> _REQUIRED TASK_: Extract each record and reproduce it exactly.

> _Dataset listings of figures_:
----------------

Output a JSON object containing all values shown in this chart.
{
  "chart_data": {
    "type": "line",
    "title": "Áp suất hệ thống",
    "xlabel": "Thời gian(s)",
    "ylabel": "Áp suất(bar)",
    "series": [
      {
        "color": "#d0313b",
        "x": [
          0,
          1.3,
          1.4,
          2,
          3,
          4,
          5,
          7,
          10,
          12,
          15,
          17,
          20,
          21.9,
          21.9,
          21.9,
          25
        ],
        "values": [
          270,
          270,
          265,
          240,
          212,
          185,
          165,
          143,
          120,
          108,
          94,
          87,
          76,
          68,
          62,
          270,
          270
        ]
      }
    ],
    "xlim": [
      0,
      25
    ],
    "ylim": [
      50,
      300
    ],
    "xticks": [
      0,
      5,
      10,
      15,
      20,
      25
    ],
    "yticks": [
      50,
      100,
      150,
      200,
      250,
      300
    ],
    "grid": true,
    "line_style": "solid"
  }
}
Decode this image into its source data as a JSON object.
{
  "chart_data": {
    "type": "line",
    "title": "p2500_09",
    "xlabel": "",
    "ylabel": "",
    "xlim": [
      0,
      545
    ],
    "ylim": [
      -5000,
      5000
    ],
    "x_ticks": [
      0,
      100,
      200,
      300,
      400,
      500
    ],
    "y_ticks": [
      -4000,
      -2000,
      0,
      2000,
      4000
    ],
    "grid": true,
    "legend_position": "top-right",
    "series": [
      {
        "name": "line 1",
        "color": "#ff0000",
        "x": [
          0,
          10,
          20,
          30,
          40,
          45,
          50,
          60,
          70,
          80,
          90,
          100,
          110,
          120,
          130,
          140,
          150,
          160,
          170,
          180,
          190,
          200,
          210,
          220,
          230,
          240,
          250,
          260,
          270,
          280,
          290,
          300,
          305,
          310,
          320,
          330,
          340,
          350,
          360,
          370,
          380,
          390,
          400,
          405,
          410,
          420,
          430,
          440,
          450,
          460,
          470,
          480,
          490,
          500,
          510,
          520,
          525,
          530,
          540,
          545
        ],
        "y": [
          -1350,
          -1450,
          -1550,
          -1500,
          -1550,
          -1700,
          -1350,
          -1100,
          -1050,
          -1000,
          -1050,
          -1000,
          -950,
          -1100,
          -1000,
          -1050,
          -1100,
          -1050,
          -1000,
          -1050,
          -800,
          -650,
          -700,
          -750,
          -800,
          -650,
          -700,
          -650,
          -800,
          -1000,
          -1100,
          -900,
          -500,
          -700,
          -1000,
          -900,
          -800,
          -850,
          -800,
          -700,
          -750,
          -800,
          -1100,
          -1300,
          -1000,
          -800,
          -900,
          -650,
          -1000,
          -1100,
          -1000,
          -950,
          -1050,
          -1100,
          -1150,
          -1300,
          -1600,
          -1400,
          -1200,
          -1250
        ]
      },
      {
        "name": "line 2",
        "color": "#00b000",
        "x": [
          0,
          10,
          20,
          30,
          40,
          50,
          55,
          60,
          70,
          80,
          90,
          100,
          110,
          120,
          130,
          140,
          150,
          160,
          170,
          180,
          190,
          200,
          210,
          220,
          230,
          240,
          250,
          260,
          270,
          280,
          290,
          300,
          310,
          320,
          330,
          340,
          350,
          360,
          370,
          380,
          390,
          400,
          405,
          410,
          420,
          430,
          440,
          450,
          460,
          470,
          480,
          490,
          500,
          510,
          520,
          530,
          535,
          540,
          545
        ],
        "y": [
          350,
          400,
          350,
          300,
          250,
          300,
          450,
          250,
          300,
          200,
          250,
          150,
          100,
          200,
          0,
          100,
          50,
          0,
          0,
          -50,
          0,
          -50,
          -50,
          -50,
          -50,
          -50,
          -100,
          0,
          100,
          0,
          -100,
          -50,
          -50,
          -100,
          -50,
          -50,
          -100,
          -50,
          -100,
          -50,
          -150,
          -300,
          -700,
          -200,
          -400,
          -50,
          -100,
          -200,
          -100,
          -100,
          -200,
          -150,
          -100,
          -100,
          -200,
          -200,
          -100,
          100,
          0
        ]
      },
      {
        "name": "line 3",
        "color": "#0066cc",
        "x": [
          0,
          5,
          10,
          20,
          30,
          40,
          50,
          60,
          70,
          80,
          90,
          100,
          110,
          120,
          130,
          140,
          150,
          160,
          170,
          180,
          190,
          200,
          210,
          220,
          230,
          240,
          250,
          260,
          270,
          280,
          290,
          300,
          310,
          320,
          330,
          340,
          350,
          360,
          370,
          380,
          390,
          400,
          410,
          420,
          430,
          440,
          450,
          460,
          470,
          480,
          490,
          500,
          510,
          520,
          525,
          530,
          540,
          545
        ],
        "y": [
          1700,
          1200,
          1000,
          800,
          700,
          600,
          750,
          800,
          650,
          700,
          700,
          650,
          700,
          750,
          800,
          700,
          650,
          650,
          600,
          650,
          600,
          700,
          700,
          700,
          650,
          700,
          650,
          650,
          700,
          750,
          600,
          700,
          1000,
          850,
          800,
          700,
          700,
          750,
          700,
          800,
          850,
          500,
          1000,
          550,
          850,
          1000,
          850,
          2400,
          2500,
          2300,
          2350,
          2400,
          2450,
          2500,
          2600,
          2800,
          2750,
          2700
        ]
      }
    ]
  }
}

----------------

> _FINISHED TASK_:
Output a JSON object containing all values shown in this chart.
{
  "chart_data": {
    "type": "line",
    "title": "Áp suất hệ thống",
    "xlabel": "Thời gian(s)",
    "ylabel": "Áp suất(bar)",
    "series": [
      {
        "color": "#d0313b",
        "x": [
          0,
          1.3,
          1.4,
          2,
          3,
          4,
          5,
          7,
          10,
          12,
          15,
          17,
          20,
          21.9,
          21.9,
          21.9,
          25
        ],
        "values": [
          270,
          270,
          265,
          240,
          212,
          185,
          165,
          143,
          120,
          108,
          94,
          87,
          76,
          68,
          62,
          270,
          270
        ]
      }
    ],
    "xlim": [
      0,
      25
    ],
    "ylim": [
      50,
      300
    ],
    "xticks": [
      0,
      5,
      10,
      15,
      20,
      25
    ],
    "yticks": [
      50,
      100,
      150,
      200,
      250,
      300
    ],
    "grid": true,
    "line_style": "solid"
  }
}
Decode this image into its source data as a JSON object.
{
  "chart_data": {
    "type": "line",
    "title": "p2500_09",
    "xlabel": "",
    "ylabel": "",
    "xlim": [
      0,
      545
    ],
    "ylim": [
      -5000,
      5000
    ],
    "x_ticks": [
      0,
      100,
      200,
      300,
      400,
      500
    ],
    "y_ticks": [
      -4000,
      -2000,
      0,
      2000,
      4000
    ],
    "grid": true,
    "legend_position": "top-right",
    "series": [
      {
        "name": "line 1",
        "color": "#ff0000",
        "x": [
          0,
          10,
          20,
          30,
          40,
          45,
          50,
          60,
          70,
          80,
          90,
          100,
          110,
          120,
          130,
          140,
          150,
          160,
          170,
          180,
          190,
          200,
          210,
          220,
          230,
          240,
          250,
          260,
          270,
          280,
          290,
          300,
          305,
          310,
          320,
          330,
          340,
          350,
          360,
          370,
          380,
          390,
          400,
          405,
          410,
          420,
          430,
          440,
          450,
          460,
          470,
          480,
          490,
          500,
          510,
          520,
          525,
          530,
          540,
          545
        ],
        "y": [
          -1350,
          -1450,
          -1550,
          -1500,
          -1550,
          -1700,
          -1350,
          -1100,
          -1050,
          -1000,
          -1050,
          -1000,
          -950,
          -1100,
          -1000,
          -1050,
          -1100,
          -1050,
          -1000,
          -1050,
          -800,
          -650,
          -700,
          -750,
          -800,
          -650,
          -700,
          -650,
          -800,
          -1000,
          -1100,
          -900,
          -500,
          -700,
          -1000,
          -900,
          -800,
          -850,
          -800,
          -700,
          -750,
          -800,
          -1100,
          -1300,
          -1000,
          -800,
          -900,
          -650,
          -1000,
          -1100,
          -1000,
          -950,
          -1050,
          -1100,
          -1150,
          -1300,
          -1600,
          -1400,
          -1200,
          -1250
        ]
      },
      {
        "name": "line 2",
        "color": "#00b000",
        "x": [
          0,
          10,
          20,
          30,
          40,
          50,
          55,
          60,
          70,
          80,
          90,
          100,
          110,
          120,
          130,
          140,
          150,
          160,
          170,
          180,
          190,
          200,
          210,
          220,
          230,
          240,
          250,
          260,
          270,
          280,
          290,
          300,
          310,
          320,
          330,
          340,
          350,
          360,
          370,
          380,
          390,
          400,
          405,
          410,
          420,
          430,
          440,
          450,
          460,
          470,
          480,
          490,
          500,
          510,
          520,
          530,
          535,
          540,
          545
        ],
        "y": [
          350,
          400,
          350,
          300,
          250,
          300,
          450,
          250,
          300,
          200,
          250,
          150,
          100,
          200,
          0,
          100,
          50,
          0,
          0,
          -50,
          0,
          -50,
          -50,
          -50,
          -50,
          -50,
          -100,
          0,
          100,
          0,
          -100,
          -50,
          -50,
          -100,
          -50,
          -50,
          -100,
          -50,
          -100,
          -50,
          -150,
          -300,
          -700,
          -200,
          -400,
          -50,
          -100,
          -200,
          -100,
          -100,
          -200,
          -150,
          -100,
          -100,
          -200,
          -200,
          -100,
          100,
          0
        ]
      },
      {
        "name": "line 3",
        "color": "#0066cc",
        "x": [
          0,
          5,
          10,
          20,
          30,
          40,
          50,
          60,
          70,
          80,
          90,
          100,
          110,
          120,
          130,
          140,
          150,
          160,
          170,
          180,
          190,
          200,
          210,
          220,
          230,
          240,
          250,
          260,
          270,
          280,
          290,
          300,
          310,
          320,
          330,
          340,
          350,
          360,
          370,
          380,
          390,
          400,
          410,
          420,
          430,
          440,
          450,
          460,
          470,
          480,
          490,
          500,
          510,
          520,
          525,
          530,
          540,
          545
        ],
        "y": [
          1700,
          1200,
          1000,
          800,
          700,
          600,
          750,
          800,
          650,
          700,
          700,
          650,
          700,
          750,
          800,
          700,
          650,
          650,
          600,
          650,
          600,
          700,
          700,
          700,
          650,
          700,
          650,
          650,
          700,
          750,
          600,
          700,
          1000,
          850,
          800,
          700,
          700,
          750,
          700,
          800,
          850,
          500,
          1000,
          550,
          850,
          1000,
          850,
          2400,
          2500,
          2300,
          2350,
          2400,
          2450,
          2500,
          2600,
          2800,
          2750,
          2700
        ]
      }
    ]
  }
}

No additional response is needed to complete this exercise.